**Direction**
Reproduce all of the data exactly, with no line skipped.

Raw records
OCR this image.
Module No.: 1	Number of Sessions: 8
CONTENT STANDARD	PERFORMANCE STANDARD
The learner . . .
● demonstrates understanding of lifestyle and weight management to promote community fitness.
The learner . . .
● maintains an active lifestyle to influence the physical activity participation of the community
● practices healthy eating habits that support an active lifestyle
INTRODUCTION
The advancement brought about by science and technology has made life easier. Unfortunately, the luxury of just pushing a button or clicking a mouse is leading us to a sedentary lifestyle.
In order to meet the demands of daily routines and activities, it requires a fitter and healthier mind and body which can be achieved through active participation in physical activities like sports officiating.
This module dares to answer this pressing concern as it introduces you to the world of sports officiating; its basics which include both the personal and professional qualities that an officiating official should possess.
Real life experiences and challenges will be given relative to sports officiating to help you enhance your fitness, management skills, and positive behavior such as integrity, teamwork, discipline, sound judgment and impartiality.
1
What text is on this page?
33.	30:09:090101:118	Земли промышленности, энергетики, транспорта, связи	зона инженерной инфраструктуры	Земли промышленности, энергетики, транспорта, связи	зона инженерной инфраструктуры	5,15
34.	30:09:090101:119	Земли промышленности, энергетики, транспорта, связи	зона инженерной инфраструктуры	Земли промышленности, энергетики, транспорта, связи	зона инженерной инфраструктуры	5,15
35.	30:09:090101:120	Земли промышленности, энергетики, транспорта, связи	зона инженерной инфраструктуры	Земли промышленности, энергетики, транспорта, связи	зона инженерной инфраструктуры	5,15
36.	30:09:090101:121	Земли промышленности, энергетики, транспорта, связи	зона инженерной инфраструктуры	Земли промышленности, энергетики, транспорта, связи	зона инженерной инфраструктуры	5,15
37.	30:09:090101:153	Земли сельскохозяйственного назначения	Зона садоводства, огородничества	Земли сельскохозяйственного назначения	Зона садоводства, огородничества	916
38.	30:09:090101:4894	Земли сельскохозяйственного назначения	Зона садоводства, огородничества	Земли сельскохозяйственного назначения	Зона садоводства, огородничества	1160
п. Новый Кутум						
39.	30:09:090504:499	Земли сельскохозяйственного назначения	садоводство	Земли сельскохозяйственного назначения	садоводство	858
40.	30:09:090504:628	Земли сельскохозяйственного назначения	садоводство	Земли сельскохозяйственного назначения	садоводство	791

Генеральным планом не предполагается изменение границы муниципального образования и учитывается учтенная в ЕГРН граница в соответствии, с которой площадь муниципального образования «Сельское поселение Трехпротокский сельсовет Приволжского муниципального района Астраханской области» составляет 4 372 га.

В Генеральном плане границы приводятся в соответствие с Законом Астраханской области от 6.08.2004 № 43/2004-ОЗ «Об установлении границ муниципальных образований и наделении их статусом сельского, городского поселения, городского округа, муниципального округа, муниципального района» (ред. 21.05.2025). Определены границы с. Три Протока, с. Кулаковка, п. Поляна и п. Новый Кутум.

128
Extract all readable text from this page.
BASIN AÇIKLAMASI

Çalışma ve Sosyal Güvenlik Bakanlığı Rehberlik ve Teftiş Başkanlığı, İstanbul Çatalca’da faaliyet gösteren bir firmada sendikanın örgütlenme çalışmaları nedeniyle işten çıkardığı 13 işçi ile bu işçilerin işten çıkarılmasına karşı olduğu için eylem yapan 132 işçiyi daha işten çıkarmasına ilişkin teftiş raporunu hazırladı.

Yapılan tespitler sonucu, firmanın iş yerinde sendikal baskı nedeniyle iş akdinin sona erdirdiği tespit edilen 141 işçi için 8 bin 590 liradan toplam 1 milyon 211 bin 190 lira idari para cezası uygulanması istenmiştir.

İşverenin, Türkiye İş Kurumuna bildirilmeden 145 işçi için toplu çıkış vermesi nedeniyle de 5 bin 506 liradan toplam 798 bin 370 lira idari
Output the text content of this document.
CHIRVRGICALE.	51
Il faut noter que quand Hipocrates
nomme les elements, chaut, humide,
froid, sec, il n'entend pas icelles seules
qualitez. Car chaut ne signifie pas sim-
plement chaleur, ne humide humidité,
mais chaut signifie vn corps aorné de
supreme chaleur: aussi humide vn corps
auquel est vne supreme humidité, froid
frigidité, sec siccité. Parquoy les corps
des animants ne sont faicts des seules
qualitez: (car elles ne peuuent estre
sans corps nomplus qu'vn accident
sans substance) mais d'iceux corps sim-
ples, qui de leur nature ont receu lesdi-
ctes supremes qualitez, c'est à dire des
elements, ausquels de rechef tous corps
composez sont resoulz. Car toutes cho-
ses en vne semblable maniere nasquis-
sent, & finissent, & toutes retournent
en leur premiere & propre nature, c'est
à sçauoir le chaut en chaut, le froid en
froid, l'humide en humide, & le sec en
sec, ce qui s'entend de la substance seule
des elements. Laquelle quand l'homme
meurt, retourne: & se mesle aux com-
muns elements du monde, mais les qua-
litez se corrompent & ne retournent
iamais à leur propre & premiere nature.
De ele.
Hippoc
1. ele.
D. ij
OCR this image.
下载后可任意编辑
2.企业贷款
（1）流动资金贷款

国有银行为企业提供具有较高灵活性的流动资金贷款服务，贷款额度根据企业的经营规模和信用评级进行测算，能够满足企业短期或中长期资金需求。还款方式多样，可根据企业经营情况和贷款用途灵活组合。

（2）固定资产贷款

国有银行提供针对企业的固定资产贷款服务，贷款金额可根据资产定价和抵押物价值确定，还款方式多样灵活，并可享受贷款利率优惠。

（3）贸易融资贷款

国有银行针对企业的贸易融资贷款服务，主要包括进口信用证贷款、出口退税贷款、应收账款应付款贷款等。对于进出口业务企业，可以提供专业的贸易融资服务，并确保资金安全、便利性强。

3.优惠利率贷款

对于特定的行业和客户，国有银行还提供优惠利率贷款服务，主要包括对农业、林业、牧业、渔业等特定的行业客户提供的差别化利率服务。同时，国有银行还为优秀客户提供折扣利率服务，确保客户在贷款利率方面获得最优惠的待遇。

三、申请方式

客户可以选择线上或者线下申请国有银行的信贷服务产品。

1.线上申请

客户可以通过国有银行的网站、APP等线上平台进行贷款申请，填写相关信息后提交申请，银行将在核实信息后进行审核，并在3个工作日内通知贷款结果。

**Written response**
OCR this image.
Module No.: 1	Number of Sessions: 8
CONTENT STANDARD	PERFORMANCE STANDARD
The learner . . .
● demonstrates understanding of lifestyle and weight management to promote community fitness.
The learner . . .
● maintains an active lifestyle to influence the physical activity participation of the community
● practices healthy eating habits that support an active lifestyle
INTRODUCTION
The advancement brought about by science and technology has made life easier. Unfortunately, the luxury of just pushing a button or clicking a mouse is leading us to a sedentary lifestyle.
In order to meet the demands of daily routines and activities, it requires a fitter and healthier mind and body which can be achieved through active participation in physical activities like sports officiating.
This module dares to answer this pressing concern as it introduces you to the world of sports officiating; its basics which include both the personal and professional qualities that an officiating official should possess.
Real life experiences and challenges will be given relative to sports officiating to help you enhance your fitness, management skills, and positive behavior such as integrity, teamwork, discipline, sound judgment and impartiality.
1
What text is on this page?
33.	30:09:090101:118	Земли промышленности, энергетики, транспорта, связи	зона инженерной инфраструктуры	Земли промышленности, энергетики, транспорта, связи	зона инженерной инфраструктуры	5,15
34.	30:09:090101:119	Земли промышленности, энергетики, транспорта, связи	зона инженерной инфраструктуры	Земли промышленности, энергетики, транспорта, связи	зона инженерной инфраструктуры	5,15
35.	30:09:090101:120	Земли промышленности, энергетики, транспорта, связи	зона инженерной инфраструктуры	Земли промышленности, энергетики, транспорта, связи	зона инженерной инфраструктуры	5,15
36.	30:09:090101:121	Земли промышленности, энергетики, транспорта, связи	зона инженерной инфраструктуры	Земли промышленности, энергетики, транспорта, связи	зона инженерной инфраструктуры	5,15
37.	30:09:090101:153	Земли сельскохозяйственного назначения	Зона садоводства, огородничества	Земли сельскохозяйственного назначения	Зона садоводства, огородничества	916
38.	30:09:090101:4894	Земли сельскохозяйственного назначения	Зона садоводства, огородничества	Земли сельскохозяйственного назначения	Зона садоводства, огородничества	1160
п. Новый Кутум						
39.	30:09:090504:499	Земли сельскохозяйственного назначения	садоводство	Земли сельскохозяйственного назначения	садоводство	858
40.	30:09:090504:628	Земли сельскохозяйственного назначения	садоводство	Земли сельскохозяйственного назначения	садоводство	791

Генеральным планом не предполагается изменение границы муниципального образования и учитывается учтенная в ЕГРН граница в соответствии, с которой площадь муниципального образования «Сельское поселение Трехпротокский сельсовет Приволжского муниципального района Астраханской области» составляет 4 372 га.

В Генеральном плане границы приводятся в соответствие с Законом Астраханской области от 6.08.2004 № 43/2004-ОЗ «Об установлении границ муниципальных образований и наделении их статусом сельского, городского поселения, городского округа, муниципального округа, муниципального района» (ред. 21.05.2025). Определены границы с. Три Протока, с. Кулаковка, п. Поляна и п. Новый Кутум.

128
Extract all readable text from this page.
BASIN AÇIKLAMASI

Çalışma ve Sosyal Güvenlik Bakanlığı Rehberlik ve Teftiş Başkanlığı, İstanbul Çatalca’da faaliyet gösteren bir firmada sendikanın örgütlenme çalışmaları nedeniyle işten çıkardığı 13 işçi ile bu işçilerin işten çıkarılmasına karşı olduğu için eylem yapan 132 işçiyi daha işten çıkarmasına ilişkin teftiş raporunu hazırladı.

Yapılan tespitler sonucu, firmanın iş yerinde sendikal baskı nedeniyle iş akdinin sona erdirdiği tespit edilen 141 işçi için 8 bin 590 liradan toplam 1 milyon 211 bin 190 lira idari para cezası uygulanması istenmiştir.

İşverenin, Türkiye İş Kurumuna bildirilmeden 145 işçi için toplu çıkış vermesi nedeniyle de 5 bin 506 liradan toplam 798 bin 370 lira idari
Output the text content of this document.
CHIRVRGICALE.	51
Il faut noter que quand Hipocrates
nomme les elements, chaut, humide,
froid, sec, il n'entend pas icelles seules
qualitez. Car chaut ne signifie pas sim-
plement chaleur, ne humide humidité,
mais chaut signifie vn corps aorné de
supreme chaleur: aussi humide vn corps
auquel est vne supreme humidité, froid
frigidité, sec siccité. Parquoy les corps
des animants ne sont faicts des seules
qualitez: (car elles ne peuuent estre
sans corps nomplus qu'vn accident
sans substance) mais d'iceux corps sim-
ples, qui de leur nature ont receu lesdi-
ctes supremes qualitez, c'est à dire des
elements, ausquels de rechef tous corps
composez sont resoulz. Car toutes cho-
ses en vne semblable maniere nasquis-
sent, & finissent, & toutes retournent
en leur premiere & propre nature, c'est
à sçauoir le chaut en chaut, le froid en
froid, l'humide en humide, & le sec en
sec, ce qui s'entend de la substance seule
des elements. Laquelle quand l'homme
meurt, retourne: & se mesle aux com-
muns elements du monde, mais les qua-
litez se corrompent & ne retournent
iamais à leur propre & premiere nature.
De ele.
Hippoc
1. ele.
D. ij
OCR this image.
下载后可任意编辑
2.企业贷款
（1）流动资金贷款

国有银行为企业提供具有较高灵活性的流动资金贷款服务，贷款额度根据企业的经营规模和信用评级进行测算，能够满足企业短期或中长期资金需求。还款方式多样，可根据企业经营情况和贷款用途灵活组合。

（2）固定资产贷款

国有银行提供针对企业的固定资产贷款服务，贷款金额可根据资产定价和抵押物价值确定，还款方式多样灵活，并可享受贷款利率优惠。

（3）贸易融资贷款

国有银行针对企业的贸易融资贷款服务，主要包括进口信用证贷款、出口退税贷款、应收账款应付款贷款等。对于进出口业务企业，可以提供专业的贸易融资服务，并确保资金安全、便利性强。

3.优惠利率贷款

对于特定的行业和客户，国有银行还提供优惠利率贷款服务，主要包括对农业、林业、牧业、渔业等特定的行业客户提供的差别化利率服务。同时，国有银行还为优秀客户提供折扣利率服务，确保客户在贷款利率方面获得最优惠的待遇。

三、申请方式

客户可以选择线上或者线下申请国有银行的信贷服务产品。

1.线上申请

客户可以通过国有银行的网站、APP等线上平台进行贷款申请，填写相关信息后提交申请，银行将在核实信息后进行审核，并在3个工作日内通知贷款结果。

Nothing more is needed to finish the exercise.